- **INSTRUCTION**: Separate out the lines that hold "width".

- **RAW DATA**:

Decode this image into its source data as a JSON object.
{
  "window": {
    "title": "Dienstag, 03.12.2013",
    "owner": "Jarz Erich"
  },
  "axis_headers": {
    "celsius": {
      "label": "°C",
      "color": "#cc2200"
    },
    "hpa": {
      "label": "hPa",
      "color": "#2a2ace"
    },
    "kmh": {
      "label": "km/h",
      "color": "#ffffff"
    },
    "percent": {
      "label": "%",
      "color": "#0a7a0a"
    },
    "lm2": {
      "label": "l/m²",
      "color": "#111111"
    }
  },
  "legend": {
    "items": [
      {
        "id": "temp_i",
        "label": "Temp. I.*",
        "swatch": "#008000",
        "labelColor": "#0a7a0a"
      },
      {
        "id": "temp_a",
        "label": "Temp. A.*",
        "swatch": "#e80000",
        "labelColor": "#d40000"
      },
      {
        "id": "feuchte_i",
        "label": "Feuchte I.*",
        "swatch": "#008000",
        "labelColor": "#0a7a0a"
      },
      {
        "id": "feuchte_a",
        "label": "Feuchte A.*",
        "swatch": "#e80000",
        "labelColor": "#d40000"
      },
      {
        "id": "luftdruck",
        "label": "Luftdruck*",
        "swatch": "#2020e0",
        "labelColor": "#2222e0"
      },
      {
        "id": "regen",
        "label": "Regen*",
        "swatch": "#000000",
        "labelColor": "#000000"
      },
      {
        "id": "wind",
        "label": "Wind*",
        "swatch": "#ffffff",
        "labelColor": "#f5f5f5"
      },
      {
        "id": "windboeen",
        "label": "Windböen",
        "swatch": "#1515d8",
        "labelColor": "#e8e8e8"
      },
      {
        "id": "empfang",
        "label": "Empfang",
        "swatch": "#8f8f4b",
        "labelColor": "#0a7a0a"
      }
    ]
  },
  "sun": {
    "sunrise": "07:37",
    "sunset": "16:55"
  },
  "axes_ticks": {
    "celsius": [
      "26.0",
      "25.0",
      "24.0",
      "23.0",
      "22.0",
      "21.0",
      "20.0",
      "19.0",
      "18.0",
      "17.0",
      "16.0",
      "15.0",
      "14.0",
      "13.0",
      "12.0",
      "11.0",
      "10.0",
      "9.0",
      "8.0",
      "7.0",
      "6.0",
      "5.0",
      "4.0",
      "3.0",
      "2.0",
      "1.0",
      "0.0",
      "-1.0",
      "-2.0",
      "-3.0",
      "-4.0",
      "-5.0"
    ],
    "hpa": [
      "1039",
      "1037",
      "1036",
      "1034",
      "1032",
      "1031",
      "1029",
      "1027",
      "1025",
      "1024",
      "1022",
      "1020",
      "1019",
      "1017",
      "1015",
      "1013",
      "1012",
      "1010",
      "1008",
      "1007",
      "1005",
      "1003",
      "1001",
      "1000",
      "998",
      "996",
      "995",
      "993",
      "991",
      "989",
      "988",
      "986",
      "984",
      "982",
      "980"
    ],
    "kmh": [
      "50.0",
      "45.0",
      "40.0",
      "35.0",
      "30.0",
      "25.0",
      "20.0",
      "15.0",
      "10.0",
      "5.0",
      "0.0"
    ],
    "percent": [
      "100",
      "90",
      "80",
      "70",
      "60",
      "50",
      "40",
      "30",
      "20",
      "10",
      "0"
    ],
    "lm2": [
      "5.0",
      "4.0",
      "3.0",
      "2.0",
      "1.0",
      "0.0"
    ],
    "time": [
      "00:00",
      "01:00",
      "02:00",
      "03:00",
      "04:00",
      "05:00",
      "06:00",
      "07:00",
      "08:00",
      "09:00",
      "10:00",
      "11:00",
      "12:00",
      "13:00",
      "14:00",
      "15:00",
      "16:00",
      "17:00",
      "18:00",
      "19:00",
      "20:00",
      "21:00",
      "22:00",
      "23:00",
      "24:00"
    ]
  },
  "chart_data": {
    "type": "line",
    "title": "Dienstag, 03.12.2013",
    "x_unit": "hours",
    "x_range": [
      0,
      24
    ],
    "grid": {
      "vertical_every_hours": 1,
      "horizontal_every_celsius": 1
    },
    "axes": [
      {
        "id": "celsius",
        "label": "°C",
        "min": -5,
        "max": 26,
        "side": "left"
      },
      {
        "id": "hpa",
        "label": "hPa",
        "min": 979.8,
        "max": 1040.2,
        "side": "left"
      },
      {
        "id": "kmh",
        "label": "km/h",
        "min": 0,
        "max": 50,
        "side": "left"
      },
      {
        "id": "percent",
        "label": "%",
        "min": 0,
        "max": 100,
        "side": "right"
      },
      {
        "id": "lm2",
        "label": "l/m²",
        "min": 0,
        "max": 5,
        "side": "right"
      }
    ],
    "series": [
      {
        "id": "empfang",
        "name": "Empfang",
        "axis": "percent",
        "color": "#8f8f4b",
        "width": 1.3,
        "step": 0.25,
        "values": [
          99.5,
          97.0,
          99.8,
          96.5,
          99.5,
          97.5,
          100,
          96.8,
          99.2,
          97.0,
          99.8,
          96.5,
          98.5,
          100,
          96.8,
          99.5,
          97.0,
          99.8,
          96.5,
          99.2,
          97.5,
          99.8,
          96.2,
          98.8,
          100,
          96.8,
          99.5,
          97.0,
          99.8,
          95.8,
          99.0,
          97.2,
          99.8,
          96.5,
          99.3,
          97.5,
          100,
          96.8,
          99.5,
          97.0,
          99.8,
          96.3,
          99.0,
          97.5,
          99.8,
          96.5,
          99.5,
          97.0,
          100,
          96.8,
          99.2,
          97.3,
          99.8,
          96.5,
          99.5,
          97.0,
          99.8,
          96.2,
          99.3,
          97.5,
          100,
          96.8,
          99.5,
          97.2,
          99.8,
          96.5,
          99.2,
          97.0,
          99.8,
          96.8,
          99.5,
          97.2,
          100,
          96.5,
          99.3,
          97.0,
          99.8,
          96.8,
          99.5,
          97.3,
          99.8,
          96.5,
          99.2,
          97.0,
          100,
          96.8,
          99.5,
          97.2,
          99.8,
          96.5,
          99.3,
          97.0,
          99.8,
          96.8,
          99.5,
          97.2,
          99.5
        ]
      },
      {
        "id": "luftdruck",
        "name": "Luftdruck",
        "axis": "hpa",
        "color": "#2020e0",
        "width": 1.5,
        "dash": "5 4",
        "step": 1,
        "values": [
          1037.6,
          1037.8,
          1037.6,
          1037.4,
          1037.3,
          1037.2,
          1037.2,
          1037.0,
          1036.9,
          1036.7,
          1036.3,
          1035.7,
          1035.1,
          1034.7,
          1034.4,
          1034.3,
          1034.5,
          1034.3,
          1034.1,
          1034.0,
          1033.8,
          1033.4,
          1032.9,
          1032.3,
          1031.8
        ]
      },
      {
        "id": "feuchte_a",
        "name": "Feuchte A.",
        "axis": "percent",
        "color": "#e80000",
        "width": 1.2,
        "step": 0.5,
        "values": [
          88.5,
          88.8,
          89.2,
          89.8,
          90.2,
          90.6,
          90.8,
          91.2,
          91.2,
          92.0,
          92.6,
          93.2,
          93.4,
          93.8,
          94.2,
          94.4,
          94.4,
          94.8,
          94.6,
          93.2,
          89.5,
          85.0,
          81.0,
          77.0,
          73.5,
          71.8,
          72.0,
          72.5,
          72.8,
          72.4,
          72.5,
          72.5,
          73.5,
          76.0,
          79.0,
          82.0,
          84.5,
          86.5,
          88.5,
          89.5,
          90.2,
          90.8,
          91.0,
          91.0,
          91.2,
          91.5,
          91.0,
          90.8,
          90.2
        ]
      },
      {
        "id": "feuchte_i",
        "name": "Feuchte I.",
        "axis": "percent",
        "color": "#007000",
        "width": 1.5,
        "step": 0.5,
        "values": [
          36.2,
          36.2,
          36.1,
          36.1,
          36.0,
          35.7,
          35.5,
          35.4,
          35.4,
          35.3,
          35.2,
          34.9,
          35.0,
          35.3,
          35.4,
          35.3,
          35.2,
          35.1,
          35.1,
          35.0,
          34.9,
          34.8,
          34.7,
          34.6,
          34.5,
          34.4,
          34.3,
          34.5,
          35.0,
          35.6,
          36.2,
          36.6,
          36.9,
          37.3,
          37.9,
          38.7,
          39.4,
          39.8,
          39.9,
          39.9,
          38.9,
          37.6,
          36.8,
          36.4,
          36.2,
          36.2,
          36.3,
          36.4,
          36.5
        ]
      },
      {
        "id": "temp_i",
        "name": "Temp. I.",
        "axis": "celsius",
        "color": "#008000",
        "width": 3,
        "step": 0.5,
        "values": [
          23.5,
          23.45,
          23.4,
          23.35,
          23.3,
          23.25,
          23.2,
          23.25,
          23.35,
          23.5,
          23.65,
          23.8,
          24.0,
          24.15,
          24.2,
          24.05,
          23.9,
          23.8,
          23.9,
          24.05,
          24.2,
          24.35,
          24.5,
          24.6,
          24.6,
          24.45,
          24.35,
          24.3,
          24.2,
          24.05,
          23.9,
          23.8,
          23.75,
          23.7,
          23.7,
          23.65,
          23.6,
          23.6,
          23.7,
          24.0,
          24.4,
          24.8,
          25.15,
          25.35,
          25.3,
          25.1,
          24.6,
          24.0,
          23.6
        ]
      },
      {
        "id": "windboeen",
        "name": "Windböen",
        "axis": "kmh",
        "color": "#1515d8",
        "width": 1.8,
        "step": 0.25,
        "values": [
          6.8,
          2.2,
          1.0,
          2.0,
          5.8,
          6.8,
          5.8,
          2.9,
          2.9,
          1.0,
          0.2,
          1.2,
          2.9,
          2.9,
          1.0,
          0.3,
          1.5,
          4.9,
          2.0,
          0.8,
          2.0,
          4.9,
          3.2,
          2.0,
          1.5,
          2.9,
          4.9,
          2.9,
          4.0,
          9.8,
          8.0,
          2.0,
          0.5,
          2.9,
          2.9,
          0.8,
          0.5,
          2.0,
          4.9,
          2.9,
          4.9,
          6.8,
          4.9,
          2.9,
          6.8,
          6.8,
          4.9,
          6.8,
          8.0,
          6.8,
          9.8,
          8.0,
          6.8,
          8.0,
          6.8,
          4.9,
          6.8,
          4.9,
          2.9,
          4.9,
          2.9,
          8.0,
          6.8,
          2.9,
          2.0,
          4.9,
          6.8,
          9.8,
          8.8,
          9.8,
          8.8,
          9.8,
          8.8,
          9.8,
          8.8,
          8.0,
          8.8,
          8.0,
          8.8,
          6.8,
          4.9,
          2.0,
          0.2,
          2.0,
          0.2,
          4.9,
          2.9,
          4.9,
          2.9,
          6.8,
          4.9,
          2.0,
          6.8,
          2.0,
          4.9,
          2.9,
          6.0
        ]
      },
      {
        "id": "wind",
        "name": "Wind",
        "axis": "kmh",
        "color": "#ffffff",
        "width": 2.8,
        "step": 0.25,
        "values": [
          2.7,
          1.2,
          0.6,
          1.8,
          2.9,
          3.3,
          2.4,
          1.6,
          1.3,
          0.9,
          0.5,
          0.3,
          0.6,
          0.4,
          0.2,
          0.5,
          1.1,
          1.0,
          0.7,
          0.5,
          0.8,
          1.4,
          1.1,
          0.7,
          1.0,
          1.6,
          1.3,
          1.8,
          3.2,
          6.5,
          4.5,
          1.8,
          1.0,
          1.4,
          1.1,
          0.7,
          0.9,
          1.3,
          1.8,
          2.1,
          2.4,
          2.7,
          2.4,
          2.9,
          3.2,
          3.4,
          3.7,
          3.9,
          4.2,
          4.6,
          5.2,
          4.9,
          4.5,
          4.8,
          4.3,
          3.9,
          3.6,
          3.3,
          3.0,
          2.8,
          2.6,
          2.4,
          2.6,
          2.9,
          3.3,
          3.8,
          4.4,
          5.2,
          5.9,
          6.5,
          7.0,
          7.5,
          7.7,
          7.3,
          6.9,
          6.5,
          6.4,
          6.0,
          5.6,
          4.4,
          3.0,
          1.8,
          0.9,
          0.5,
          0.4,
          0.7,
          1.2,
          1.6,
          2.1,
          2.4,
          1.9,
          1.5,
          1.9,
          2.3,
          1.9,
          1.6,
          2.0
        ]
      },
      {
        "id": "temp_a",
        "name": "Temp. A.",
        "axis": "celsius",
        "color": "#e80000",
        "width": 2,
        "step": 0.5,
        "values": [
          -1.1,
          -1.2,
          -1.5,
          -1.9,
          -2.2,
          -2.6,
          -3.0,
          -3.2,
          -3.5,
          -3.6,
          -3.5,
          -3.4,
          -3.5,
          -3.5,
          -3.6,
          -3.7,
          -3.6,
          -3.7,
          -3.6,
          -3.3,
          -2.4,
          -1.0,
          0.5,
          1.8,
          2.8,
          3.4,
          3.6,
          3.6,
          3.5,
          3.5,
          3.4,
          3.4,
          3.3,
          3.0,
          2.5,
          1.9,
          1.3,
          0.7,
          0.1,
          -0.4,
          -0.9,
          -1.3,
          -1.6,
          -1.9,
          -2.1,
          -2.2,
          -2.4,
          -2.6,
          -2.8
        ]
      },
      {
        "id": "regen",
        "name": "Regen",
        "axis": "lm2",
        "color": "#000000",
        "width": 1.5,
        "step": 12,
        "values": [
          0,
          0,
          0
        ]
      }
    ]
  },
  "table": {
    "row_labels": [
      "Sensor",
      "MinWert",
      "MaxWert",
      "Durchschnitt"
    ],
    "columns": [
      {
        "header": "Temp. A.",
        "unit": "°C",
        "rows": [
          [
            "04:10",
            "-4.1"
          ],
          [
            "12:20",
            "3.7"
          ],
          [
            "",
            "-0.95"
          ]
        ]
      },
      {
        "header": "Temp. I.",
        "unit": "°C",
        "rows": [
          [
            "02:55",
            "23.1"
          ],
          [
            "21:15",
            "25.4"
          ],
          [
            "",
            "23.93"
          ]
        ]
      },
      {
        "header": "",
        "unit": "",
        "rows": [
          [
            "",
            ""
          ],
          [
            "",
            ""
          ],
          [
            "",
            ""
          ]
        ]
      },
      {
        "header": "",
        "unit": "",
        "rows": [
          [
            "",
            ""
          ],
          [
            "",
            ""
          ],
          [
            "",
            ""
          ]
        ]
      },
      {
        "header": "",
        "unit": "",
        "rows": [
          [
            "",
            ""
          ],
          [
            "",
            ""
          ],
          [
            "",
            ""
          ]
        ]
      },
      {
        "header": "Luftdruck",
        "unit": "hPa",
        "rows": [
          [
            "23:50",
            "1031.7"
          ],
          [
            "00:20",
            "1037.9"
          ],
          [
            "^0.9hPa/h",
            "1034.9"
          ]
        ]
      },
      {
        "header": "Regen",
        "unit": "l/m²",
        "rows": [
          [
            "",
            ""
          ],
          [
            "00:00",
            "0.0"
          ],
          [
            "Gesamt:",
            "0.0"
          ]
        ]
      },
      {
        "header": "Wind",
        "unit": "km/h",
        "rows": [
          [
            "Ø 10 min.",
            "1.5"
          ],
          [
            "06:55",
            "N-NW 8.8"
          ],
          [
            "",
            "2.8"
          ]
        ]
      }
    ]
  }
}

- **RESULT FOR THIS TASK**:
        "width": 1.3,
        "width": 1.5,
        "width": 1.2,
        "width": 1.5,
        "width": 3,
        "width": 1.8,
        "width": 2.8,
        "width": 2,
        "width": 1.5,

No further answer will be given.